▶ TASK REQUIREMENTS
Your task is to repeat all of the data exactly while excluding the pictures.

========================================================================

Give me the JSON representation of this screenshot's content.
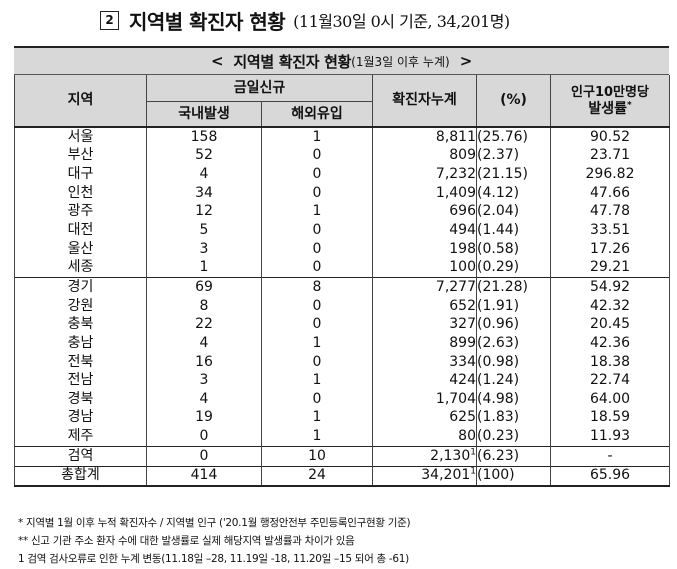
{
  "title": {
    "section_mark": "2",
    "main": "지역별 확진자 현황",
    "paren": "(11월30일 0시 기준, 34,201명)"
  },
  "banner": {
    "left": "<",
    "text": "지역별 확진자 현황",
    "sub": "(1월3일 이후 누계)",
    "right": ">"
  },
  "headers": {
    "region": "지역",
    "daily_new": "금일신규",
    "domestic": "국내발생",
    "overseas": "해외유입",
    "cumulative": "확진자누계",
    "percent": "(%)",
    "rate_line1": "인구10만명당",
    "rate_line2": "발생률",
    "rate_mark": "*"
  },
  "rows": [
    {
      "region": "서울",
      "domestic": "158",
      "overseas": "1",
      "cumulative": "8,811",
      "cum_mark": "",
      "percent": "(25.76)",
      "rate": "90.52"
    },
    {
      "region": "부산",
      "domestic": "52",
      "overseas": "0",
      "cumulative": "809",
      "cum_mark": "",
      "percent": "(2.37)",
      "rate": "23.71"
    },
    {
      "region": "대구",
      "domestic": "4",
      "overseas": "0",
      "cumulative": "7,232",
      "cum_mark": "",
      "percent": "(21.15)",
      "rate": "296.82"
    },
    {
      "region": "인천",
      "domestic": "34",
      "overseas": "0",
      "cumulative": "1,409",
      "cum_mark": "",
      "percent": "(4.12)",
      "rate": "47.66"
    },
    {
      "region": "광주",
      "domestic": "12",
      "overseas": "1",
      "cumulative": "696",
      "cum_mark": "",
      "percent": "(2.04)",
      "rate": "47.78"
    },
    {
      "region": "대전",
      "domestic": "5",
      "overseas": "0",
      "cumulative": "494",
      "cum_mark": "",
      "percent": "(1.44)",
      "rate": "33.51"
    },
    {
      "region": "울산",
      "domestic": "3",
      "overseas": "0",
      "cumulative": "198",
      "cum_mark": "",
      "percent": "(0.58)",
      "rate": "17.26"
    },
    {
      "region": "세종",
      "domestic": "1",
      "overseas": "0",
      "cumulative": "100",
      "cum_mark": "",
      "percent": "(0.29)",
      "rate": "29.21"
    },
    {
      "region": "경기",
      "domestic": "69",
      "overseas": "8",
      "cumulative": "7,277",
      "cum_mark": "",
      "percent": "(21.28)",
      "rate": "54.92"
    },
    {
      "region": "강원",
      "domestic": "8",
      "overseas": "0",
      "cumulative": "652",
      "cum_mark": "",
      "percent": "(1.91)",
      "rate": "42.32"
    },
    {
      "region": "충북",
      "domestic": "22",
      "overseas": "0",
      "cumulative": "327",
      "cum_mark": "",
      "percent": "(0.96)",
      "rate": "20.45"
    },
    {
      "region": "충남",
      "domestic": "4",
      "overseas": "1",
      "cumulative": "899",
      "cum_mark": "",
      "percent": "(2.63)",
      "rate": "42.36"
    },
    {
      "region": "전북",
      "domestic": "16",
      "overseas": "0",
      "cumulative": "334",
      "cum_mark": "",
      "percent": "(0.98)",
      "rate": "18.38"
    },
    {
      "region": "전남",
      "domestic": "3",
      "overseas": "1",
      "cumulative": "424",
      "cum_mark": "",
      "percent": "(1.24)",
      "rate": "22.74"
    },
    {
      "region": "경북",
      "domestic": "4",
      "overseas": "0",
      "cumulative": "1,704",
      "cum_mark": "",
      "percent": "(4.98)",
      "rate": "64.00"
    },
    {
      "region": "경남",
      "domestic": "19",
      "overseas": "1",
      "cumulative": "625",
      "cum_mark": "",
      "percent": "(1.83)",
      "rate": "18.59"
    },
    {
      "region": "제주",
      "domestic": "0",
      "overseas": "1",
      "cumulative": "80",
      "cum_mark": "",
      "percent": "(0.23)",
      "rate": "11.93"
    },
    {
      "region": "검역",
      "domestic": "0",
      "overseas": "10",
      "cumulative": "2,130",
      "cum_mark": "1",
      "percent": "(6.23)",
      "rate": "-"
    }
  ],
  "total": {
    "region": "총합계",
    "domestic": "414",
    "overseas": "24",
    "cumulative": "34,201",
    "cum_mark": "1",
    "percent": "(100)",
    "rate": "65.96"
  },
  "notes": [
    "* 지역별 1월 이후 누적 확진자수 / 지역별 인구 ('20.1월 행정안전부 주민등록인구현황 기준)",
    "** 신고 기관 주소 환자 수에 대한 발생률로 실제 해당지역 발생률과 차이가 있음",
    "1 검역 검사오류로 인한 누계 변동(11.18일 –28, 11.19일 -18, 11.20일 –15 되어 총 -61)"
  ]
}
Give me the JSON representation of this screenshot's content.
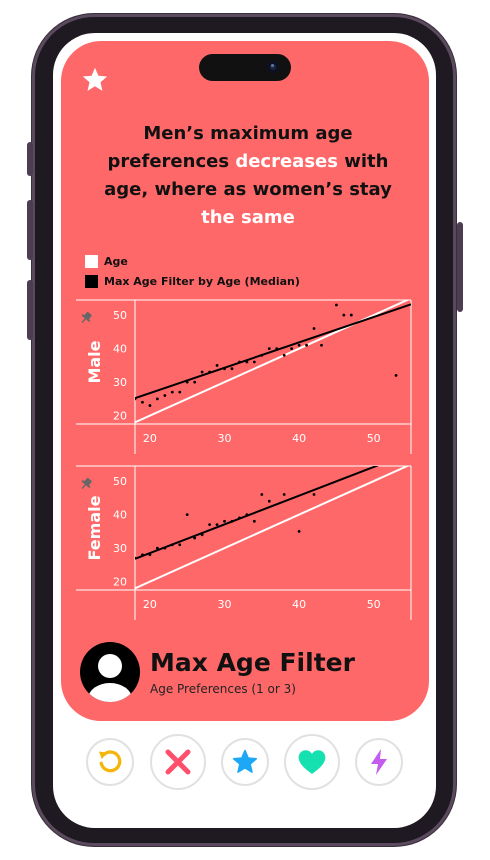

========================================================================

▶ TASK ANSWER
Give me the JSON representation of this screenshot's content.
{
  "title": {
    "section_mark": "2",
    "main": "지역별 확진자 현황",
    "paren": "(11월30일 0시 기준, 34,201명)"
  },
  "banner": {
    "left": "<",
    "text": "지역별 확진자 현황",
    "sub": "(1월3일 이후 누계)",
    "right": ">"
  },
  "headers": {
    "region": "지역",
    "daily_new": "금일신규",
    "domestic": "국내발생",
    "overseas": "해외유입",
    "cumulative": "확진자누계",
    "percent": "(%)",
    "rate_line1": "인구10만명당",
    "rate_line2": "발생률",
    "rate_mark": "*"
  },
  "rows": [
    {
      "region": "서울",
      "domestic": "158",
      "overseas": "1",
      "cumulative": "8,811",
      "cum_mark": "",
      "percent": "(25.76)",
      "rate": "90.52"
    },
    {
      "region": "부산",
      "domestic": "52",
      "overseas": "0",
      "cumulative": "809",
      "cum_mark": "",
      "percent": "(2.37)",
      "rate": "23.71"
    },
    {
      "region": "대구",
      "domestic": "4",
      "overseas": "0",
      "cumulative": "7,232",
      "cum_mark": "",
      "percent": "(21.15)",
      "rate": "296.82"
    },
    {
      "region": "인천",
      "domestic": "34",
      "overseas": "0",
      "cumulative": "1,409",
      "cum_mark": "",
      "percent": "(4.12)",
      "rate": "47.66"
    },
    {
      "region": "광주",
      "domestic": "12",
      "overseas": "1",
      "cumulative": "696",
      "cum_mark": "",
      "percent": "(2.04)",
      "rate": "47.78"
    },
    {
      "region": "대전",
      "domestic": "5",
      "overseas": "0",
      "cumulative": "494",
      "cum_mark": "",
      "percent": "(1.44)",
      "rate": "33.51"
    },
    {
      "region": "울산",
      "domestic": "3",
      "overseas": "0",
      "cumulative": "198",
      "cum_mark": "",
      "percent": "(0.58)",
      "rate": "17.26"
    },
    {
      "region": "세종",
      "domestic": "1",
      "overseas": "0",
      "cumulative": "100",
      "cum_mark": "",
      "percent": "(0.29)",
      "rate": "29.21"
    },
    {
      "region": "경기",
      "domestic": "69",
      "overseas": "8",
      "cumulative": "7,277",
      "cum_mark": "",
      "percent": "(21.28)",
      "rate": "54.92"
    },
    {
      "region": "강원",
      "domestic": "8",
      "overseas": "0",
      "cumulative": "652",
      "cum_mark": "",
      "percent": "(1.91)",
      "rate": "42.32"
    },
    {
      "region": "충북",
      "domestic": "22",
      "overseas": "0",
      "cumulative": "327",
      "cum_mark": "",
      "percent": "(0.96)",
      "rate": "20.45"
    },
    {
      "region": "충남",
      "domestic": "4",
      "overseas": "1",
      "cumulative": "899",
      "cum_mark": "",
      "percent": "(2.63)",
      "rate": "42.36"
    },
    {
      "region": "전북",
      "domestic": "16",
      "overseas": "0",
      "cumulative": "334",
      "cum_mark": "",
      "percent": "(0.98)",
      "rate": "18.38"
    },
    {
      "region": "전남",
      "domestic": "3",
      "overseas": "1",
      "cumulative": "424",
      "cum_mark": "",
      "percent": "(1.24)",
      "rate": "22.74"
    },
    {
      "region": "경북",
      "domestic": "4",
      "overseas": "0",
      "cumulative": "1,704",
      "cum_mark": "",
      "percent": "(4.98)",
      "rate": "64.00"
    },
    {
      "region": "경남",
      "domestic": "19",
      "overseas": "1",
      "cumulative": "625",
      "cum_mark": "",
      "percent": "(1.83)",
      "rate": "18.59"
    },
    {
      "region": "제주",
      "domestic": "0",
      "overseas": "1",
      "cumulative": "80",
      "cum_mark": "",
      "percent": "(0.23)",
      "rate": "11.93"
    },
    {
      "region": "검역",
      "domestic": "0",
      "overseas": "10",
      "cumulative": "2,130",
      "cum_mark": "1",
      "percent": "(6.23)",
      "rate": "-"
    }
  ],
  "total": {
    "region": "총합계",
    "domestic": "414",
    "overseas": "24",
    "cumulative": "34,201",
    "cum_mark": "1",
    "percent": "(100)",
    "rate": "65.96"
  },
  "notes": [
    "* 지역별 1월 이후 누적 확진자수 / 지역별 인구 ('20.1월 행정안전부 주민등록인구현황 기준)",
    "** 신고 기관 주소 환자 수에 대한 발생률로 실제 해당지역 발생률과 차이가 있음",
    "1 검역 검사오류로 인한 누계 변동(11.18일 –28, 11.19일 -18, 11.20일 –15 되어 총 -61)"
  ]
}
Give me the JSON representation of this screenshot's content.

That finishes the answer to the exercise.